- **YOUR GOAL**:
Copy every line of the listing that holds the string "картку".

Saved data entries
========
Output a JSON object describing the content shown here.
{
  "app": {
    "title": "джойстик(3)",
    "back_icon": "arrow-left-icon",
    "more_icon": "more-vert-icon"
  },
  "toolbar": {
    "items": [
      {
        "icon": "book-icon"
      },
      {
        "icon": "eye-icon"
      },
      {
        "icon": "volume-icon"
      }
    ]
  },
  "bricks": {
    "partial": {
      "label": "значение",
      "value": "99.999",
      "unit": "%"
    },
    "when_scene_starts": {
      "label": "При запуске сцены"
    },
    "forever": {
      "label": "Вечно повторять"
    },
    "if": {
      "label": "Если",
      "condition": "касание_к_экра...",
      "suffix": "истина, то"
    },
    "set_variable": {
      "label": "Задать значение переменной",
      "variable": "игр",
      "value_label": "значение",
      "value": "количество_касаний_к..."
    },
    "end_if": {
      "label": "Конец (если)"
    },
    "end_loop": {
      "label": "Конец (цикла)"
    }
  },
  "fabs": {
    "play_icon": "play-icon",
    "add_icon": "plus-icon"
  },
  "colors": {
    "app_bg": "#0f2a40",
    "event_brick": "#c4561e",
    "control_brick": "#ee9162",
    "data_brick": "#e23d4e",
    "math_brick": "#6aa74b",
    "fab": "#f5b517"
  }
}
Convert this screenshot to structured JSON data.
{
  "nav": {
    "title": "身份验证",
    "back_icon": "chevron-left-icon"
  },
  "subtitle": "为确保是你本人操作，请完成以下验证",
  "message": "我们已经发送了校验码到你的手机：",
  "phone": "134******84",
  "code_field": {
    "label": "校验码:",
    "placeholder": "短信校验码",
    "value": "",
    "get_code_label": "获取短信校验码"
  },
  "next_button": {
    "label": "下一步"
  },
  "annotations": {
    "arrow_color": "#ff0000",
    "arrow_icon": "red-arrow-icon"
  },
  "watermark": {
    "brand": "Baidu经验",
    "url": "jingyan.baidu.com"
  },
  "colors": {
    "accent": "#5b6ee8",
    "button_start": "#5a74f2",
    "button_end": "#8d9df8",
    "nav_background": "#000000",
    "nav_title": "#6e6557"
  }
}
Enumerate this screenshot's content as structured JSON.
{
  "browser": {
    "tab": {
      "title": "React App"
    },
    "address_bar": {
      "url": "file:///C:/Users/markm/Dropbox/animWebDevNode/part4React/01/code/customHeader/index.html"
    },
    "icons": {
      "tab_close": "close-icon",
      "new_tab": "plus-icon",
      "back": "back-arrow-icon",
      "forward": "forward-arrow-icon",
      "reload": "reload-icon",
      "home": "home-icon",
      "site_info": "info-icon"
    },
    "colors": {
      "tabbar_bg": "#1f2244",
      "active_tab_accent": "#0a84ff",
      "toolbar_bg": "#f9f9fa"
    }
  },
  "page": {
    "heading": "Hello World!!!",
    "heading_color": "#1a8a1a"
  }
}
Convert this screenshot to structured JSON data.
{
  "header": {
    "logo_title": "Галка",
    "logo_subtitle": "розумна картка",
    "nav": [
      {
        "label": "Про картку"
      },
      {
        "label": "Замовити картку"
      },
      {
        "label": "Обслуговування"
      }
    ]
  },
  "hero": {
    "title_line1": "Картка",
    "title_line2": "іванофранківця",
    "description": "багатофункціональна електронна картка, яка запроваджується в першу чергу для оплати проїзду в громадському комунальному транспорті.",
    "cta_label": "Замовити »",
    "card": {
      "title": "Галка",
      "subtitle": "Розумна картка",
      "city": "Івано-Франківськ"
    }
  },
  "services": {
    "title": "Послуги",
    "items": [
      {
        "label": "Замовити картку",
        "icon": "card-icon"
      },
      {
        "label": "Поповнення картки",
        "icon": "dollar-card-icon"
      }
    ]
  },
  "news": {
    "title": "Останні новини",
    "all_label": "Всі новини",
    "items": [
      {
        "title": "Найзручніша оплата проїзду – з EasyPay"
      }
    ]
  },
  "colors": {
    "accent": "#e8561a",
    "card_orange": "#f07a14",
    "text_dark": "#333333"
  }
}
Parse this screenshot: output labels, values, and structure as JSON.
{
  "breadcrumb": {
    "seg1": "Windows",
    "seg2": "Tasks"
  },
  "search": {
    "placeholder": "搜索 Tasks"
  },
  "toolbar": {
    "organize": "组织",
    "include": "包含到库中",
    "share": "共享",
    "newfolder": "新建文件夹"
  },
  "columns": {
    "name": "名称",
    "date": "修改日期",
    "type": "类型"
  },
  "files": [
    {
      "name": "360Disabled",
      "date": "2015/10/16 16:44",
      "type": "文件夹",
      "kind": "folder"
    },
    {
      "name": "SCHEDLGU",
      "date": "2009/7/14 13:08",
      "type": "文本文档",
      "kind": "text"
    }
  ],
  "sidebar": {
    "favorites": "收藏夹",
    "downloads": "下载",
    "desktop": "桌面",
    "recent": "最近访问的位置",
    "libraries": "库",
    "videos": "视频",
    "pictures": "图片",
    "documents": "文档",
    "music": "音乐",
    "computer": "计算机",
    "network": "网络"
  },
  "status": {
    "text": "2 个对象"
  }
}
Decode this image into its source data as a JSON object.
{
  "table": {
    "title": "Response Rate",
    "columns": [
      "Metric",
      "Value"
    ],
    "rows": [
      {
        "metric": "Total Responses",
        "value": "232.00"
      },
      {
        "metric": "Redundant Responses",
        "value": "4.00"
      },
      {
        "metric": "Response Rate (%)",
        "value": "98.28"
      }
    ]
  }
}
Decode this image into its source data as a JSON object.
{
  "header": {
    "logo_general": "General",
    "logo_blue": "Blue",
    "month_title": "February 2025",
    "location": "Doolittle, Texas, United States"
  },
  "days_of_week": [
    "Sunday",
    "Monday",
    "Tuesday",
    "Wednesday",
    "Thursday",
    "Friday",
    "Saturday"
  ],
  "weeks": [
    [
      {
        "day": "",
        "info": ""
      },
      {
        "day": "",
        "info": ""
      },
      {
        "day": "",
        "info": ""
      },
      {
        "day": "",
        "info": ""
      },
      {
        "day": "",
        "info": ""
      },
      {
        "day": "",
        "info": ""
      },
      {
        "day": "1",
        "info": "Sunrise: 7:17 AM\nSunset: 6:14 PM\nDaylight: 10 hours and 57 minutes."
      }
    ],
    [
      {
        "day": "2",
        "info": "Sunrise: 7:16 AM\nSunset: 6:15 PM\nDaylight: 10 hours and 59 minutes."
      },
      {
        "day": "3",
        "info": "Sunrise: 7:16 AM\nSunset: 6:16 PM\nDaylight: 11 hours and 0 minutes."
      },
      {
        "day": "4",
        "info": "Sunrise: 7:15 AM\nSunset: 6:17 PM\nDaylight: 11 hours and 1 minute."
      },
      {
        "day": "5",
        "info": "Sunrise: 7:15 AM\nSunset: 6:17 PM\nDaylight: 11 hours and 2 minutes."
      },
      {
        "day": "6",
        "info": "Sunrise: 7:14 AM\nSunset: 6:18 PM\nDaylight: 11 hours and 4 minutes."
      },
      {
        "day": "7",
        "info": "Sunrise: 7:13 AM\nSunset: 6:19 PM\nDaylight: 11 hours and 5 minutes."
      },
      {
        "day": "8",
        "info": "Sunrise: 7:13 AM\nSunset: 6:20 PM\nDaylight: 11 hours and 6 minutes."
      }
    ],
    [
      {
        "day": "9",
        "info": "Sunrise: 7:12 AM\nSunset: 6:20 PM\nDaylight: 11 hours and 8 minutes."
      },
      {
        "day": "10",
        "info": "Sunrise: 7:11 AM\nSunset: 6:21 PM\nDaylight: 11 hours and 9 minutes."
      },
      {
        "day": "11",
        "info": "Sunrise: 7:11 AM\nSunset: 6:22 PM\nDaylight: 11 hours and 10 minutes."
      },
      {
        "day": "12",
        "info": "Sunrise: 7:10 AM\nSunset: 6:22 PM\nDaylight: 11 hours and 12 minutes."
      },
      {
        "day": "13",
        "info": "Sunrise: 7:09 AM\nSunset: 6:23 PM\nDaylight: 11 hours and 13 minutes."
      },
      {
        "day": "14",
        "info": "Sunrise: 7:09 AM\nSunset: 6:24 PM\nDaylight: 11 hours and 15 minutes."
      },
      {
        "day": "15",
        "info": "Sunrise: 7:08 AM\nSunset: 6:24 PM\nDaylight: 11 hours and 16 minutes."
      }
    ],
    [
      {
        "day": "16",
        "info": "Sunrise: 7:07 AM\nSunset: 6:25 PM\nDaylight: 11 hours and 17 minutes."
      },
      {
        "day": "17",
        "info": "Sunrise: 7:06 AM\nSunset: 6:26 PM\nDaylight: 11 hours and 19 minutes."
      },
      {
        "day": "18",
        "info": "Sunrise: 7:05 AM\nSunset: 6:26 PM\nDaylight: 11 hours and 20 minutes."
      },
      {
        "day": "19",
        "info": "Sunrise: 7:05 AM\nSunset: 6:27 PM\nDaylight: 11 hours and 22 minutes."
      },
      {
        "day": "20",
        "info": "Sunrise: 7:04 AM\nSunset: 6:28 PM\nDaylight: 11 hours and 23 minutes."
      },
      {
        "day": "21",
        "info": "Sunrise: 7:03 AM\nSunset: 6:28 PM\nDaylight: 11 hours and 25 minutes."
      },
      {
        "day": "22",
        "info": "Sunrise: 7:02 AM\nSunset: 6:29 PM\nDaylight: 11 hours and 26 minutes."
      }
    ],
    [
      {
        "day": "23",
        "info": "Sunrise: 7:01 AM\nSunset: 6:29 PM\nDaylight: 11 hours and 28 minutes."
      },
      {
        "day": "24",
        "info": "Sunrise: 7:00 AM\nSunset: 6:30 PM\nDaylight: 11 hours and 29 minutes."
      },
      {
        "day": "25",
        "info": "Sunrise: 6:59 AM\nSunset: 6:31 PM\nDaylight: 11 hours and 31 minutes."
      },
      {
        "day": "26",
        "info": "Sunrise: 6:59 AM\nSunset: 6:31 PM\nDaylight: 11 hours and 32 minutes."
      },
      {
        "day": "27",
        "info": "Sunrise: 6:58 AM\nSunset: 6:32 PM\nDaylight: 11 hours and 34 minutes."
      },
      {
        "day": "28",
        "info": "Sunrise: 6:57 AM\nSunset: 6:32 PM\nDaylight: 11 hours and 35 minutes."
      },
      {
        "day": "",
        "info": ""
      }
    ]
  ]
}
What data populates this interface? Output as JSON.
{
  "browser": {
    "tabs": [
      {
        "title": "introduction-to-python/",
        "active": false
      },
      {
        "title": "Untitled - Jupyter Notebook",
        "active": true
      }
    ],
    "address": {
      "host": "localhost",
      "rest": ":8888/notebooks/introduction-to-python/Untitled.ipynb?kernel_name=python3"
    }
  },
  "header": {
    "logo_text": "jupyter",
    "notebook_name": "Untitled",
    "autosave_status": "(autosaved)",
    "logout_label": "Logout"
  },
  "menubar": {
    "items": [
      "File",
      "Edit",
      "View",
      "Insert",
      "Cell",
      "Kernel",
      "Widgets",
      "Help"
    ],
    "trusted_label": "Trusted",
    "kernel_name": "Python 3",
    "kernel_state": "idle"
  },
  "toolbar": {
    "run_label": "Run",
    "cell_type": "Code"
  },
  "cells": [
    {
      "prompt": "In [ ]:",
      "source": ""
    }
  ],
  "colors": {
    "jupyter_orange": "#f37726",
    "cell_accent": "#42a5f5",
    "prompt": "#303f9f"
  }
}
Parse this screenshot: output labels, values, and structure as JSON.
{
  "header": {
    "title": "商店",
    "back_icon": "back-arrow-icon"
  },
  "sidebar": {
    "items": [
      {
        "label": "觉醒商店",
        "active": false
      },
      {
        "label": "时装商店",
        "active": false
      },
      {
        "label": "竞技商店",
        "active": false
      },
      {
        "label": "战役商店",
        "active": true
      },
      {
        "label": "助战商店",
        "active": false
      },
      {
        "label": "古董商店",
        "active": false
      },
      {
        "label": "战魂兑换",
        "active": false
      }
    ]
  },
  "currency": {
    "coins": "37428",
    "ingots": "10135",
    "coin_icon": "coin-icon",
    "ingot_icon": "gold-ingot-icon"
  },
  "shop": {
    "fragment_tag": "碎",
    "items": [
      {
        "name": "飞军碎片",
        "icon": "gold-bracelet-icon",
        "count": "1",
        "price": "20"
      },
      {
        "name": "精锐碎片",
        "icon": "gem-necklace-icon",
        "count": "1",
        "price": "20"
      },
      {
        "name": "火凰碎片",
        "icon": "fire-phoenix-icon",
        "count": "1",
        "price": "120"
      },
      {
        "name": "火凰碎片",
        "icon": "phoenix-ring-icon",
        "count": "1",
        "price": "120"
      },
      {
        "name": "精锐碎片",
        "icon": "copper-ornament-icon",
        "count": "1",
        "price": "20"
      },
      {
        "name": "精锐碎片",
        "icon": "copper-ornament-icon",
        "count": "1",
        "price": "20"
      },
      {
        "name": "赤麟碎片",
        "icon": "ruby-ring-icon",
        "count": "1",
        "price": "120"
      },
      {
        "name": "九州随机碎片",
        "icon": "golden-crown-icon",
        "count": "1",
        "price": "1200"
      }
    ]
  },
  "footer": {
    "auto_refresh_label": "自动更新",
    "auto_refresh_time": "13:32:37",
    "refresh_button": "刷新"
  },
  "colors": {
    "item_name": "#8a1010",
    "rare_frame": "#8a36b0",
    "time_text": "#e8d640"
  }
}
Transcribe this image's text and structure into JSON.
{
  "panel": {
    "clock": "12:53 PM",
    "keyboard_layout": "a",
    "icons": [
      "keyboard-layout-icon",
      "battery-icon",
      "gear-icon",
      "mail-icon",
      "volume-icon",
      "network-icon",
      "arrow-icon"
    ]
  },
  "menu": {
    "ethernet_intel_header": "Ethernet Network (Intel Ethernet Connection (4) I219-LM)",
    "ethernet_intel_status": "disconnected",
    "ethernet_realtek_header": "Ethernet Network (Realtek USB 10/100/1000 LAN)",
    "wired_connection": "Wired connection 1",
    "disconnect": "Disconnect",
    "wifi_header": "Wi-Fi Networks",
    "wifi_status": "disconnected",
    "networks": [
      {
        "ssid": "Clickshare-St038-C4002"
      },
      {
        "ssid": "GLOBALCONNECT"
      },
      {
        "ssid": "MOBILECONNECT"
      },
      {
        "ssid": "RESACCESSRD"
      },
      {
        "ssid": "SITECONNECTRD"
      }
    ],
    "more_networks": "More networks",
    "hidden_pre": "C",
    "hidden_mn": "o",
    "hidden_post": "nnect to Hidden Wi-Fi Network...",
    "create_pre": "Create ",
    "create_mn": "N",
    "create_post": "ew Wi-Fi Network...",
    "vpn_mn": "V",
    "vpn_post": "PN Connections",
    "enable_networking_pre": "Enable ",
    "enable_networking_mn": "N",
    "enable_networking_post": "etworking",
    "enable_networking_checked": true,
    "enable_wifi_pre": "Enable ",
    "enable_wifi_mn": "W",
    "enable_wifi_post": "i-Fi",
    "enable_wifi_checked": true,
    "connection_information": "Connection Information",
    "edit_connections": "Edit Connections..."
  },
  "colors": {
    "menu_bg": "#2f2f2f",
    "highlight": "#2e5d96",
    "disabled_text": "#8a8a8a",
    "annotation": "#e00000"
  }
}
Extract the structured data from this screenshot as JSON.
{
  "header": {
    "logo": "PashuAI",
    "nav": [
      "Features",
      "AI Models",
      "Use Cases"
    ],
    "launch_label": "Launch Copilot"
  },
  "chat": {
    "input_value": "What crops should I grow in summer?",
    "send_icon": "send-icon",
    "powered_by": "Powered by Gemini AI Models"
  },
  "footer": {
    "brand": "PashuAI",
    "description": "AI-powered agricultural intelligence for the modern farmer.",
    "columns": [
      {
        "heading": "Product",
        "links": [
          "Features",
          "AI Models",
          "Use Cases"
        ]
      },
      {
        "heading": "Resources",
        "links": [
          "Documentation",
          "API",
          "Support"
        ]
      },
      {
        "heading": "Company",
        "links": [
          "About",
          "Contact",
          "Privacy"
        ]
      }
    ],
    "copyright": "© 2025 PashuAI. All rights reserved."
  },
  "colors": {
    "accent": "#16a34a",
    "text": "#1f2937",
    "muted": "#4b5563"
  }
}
========
- **CORRECT RESULT**:
        "label": "Про картку"
        "label": "Замовити картку"
        "label": "Замовити картку",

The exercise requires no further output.